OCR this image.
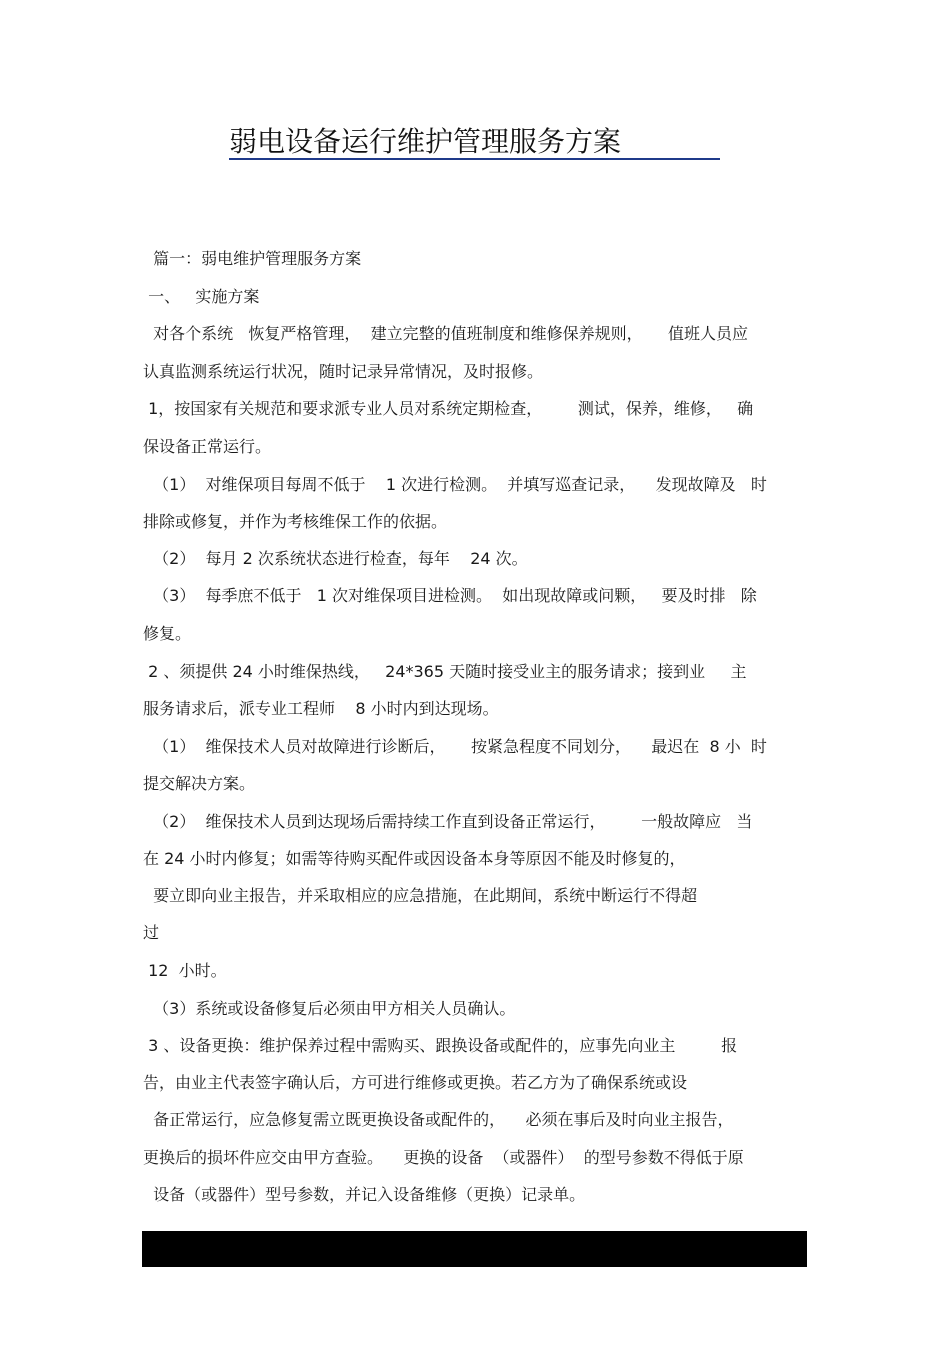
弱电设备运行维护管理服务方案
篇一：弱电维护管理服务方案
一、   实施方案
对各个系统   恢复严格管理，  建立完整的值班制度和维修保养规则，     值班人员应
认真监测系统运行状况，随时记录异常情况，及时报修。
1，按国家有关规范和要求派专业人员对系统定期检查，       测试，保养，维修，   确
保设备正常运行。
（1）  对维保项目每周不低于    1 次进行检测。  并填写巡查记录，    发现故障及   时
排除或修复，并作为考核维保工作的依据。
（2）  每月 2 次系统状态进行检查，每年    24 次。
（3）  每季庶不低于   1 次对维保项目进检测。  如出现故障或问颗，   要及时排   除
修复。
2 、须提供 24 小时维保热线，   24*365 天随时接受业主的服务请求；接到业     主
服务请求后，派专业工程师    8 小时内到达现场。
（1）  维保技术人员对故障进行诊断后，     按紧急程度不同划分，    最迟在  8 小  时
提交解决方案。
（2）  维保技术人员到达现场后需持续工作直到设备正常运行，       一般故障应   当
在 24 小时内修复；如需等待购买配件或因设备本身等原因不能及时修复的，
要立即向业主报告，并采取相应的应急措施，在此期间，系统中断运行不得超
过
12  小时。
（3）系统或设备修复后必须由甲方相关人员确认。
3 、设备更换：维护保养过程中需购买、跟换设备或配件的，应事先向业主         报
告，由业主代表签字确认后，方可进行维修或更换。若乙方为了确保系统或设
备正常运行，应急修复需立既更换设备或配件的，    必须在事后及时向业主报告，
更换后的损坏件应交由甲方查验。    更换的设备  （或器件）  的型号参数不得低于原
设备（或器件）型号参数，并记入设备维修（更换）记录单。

═══

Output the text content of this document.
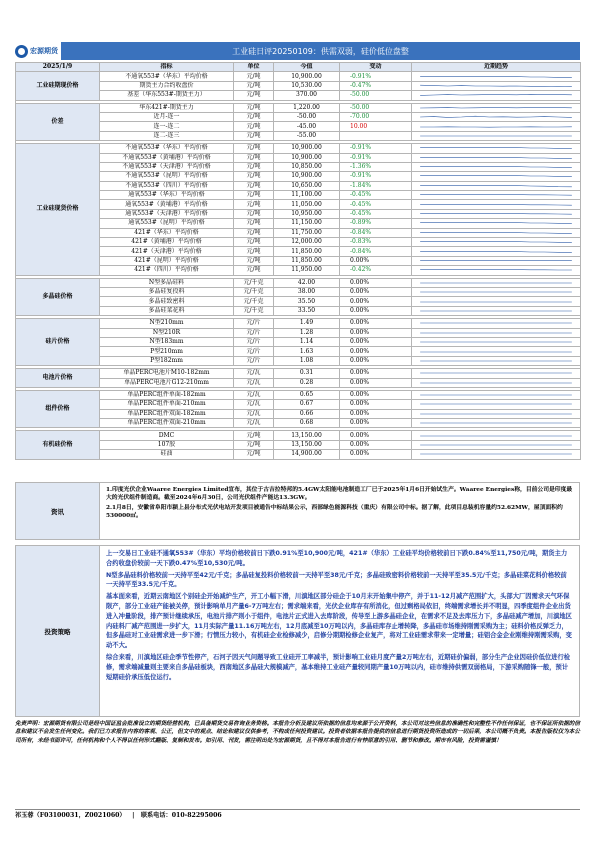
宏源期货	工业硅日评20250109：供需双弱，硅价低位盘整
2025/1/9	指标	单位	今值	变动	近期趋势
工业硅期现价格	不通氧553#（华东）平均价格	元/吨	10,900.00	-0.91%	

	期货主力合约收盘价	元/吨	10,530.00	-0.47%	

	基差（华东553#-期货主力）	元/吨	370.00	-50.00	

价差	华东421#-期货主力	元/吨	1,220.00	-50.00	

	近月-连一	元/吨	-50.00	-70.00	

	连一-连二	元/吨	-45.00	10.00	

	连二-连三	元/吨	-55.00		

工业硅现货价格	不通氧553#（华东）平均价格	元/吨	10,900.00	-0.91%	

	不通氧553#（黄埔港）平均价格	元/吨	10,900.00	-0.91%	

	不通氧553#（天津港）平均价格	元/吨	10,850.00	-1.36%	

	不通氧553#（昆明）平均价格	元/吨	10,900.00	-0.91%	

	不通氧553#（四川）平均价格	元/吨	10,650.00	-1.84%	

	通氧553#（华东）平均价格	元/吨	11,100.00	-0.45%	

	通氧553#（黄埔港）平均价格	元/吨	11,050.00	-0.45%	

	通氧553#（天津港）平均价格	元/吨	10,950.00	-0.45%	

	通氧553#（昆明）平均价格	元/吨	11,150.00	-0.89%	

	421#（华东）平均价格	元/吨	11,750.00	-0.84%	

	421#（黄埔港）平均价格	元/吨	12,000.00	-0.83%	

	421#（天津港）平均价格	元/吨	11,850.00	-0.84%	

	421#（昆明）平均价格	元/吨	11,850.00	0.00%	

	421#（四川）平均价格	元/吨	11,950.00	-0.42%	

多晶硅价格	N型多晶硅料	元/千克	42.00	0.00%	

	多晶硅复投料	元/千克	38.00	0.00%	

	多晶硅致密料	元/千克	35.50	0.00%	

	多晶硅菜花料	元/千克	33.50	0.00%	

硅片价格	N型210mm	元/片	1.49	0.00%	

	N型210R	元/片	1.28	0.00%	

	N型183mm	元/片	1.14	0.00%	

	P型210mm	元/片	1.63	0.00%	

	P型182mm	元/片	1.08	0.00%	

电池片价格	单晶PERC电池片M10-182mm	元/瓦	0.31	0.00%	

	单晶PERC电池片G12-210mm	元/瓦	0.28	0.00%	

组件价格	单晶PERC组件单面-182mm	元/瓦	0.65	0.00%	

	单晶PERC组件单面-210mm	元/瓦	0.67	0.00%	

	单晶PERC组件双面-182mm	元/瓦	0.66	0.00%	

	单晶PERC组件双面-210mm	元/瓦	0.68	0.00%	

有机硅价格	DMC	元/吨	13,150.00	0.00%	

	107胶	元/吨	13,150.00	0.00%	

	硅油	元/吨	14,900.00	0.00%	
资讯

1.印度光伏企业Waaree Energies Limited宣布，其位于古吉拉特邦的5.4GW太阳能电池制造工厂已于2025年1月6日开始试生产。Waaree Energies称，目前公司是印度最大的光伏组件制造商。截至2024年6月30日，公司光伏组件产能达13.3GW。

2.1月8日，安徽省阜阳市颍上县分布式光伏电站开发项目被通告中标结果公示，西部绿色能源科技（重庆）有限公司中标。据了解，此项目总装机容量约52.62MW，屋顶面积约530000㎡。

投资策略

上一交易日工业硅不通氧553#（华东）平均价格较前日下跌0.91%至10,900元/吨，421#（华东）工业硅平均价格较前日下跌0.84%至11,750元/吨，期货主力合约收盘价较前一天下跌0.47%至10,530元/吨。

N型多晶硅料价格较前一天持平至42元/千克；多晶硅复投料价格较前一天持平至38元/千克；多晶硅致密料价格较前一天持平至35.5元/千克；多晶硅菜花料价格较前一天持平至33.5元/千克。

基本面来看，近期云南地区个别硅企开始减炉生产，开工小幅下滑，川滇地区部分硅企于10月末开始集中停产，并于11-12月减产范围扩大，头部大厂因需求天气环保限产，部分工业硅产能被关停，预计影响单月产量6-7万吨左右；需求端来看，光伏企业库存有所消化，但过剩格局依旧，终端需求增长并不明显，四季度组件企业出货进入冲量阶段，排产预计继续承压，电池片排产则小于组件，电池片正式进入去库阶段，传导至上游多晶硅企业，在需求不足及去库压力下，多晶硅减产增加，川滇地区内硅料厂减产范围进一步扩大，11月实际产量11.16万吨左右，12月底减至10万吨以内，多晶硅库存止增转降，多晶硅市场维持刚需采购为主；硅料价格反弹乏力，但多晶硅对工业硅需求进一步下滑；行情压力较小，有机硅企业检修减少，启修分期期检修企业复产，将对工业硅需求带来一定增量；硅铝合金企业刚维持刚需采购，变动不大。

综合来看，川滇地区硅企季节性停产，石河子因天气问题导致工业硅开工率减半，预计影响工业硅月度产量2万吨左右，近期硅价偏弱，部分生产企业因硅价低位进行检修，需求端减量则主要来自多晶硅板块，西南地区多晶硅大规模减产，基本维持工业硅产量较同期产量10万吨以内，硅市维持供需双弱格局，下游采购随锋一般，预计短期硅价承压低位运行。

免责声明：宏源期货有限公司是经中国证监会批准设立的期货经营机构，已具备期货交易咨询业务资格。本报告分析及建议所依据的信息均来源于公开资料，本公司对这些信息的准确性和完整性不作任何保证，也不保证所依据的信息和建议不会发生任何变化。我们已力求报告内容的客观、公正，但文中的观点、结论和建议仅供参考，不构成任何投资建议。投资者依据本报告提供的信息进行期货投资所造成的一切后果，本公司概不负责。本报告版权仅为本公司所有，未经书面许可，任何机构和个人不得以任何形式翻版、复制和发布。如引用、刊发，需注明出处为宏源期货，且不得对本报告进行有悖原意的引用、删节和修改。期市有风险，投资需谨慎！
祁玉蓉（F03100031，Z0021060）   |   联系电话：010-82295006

═══

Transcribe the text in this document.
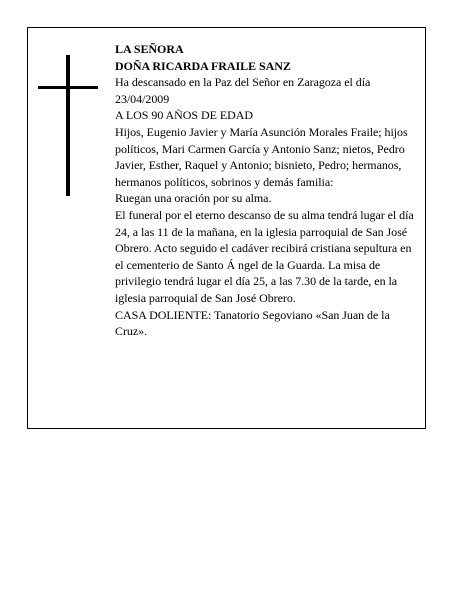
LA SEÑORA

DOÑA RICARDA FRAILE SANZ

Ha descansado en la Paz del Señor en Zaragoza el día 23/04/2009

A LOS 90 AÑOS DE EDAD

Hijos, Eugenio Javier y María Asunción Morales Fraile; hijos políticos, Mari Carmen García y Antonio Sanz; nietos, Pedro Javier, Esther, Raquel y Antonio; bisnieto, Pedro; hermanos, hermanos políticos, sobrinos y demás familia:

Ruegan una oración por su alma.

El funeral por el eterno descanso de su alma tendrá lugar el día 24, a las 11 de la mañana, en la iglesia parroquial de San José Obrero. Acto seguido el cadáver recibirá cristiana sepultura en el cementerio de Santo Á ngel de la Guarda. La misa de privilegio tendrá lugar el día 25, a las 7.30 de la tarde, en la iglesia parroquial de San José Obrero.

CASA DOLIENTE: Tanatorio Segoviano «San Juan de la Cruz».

═══

▸ **TASK REQUIREMENTS**
Extract from the data every line where "单晶PERC组件双面" shows up.

▸ **SOLUTION**
	单晶PERC组件双面-182mm	元/瓦	0.66	0.00%	
	单晶PERC组件双面-210mm	元/瓦	0.68	0.00%	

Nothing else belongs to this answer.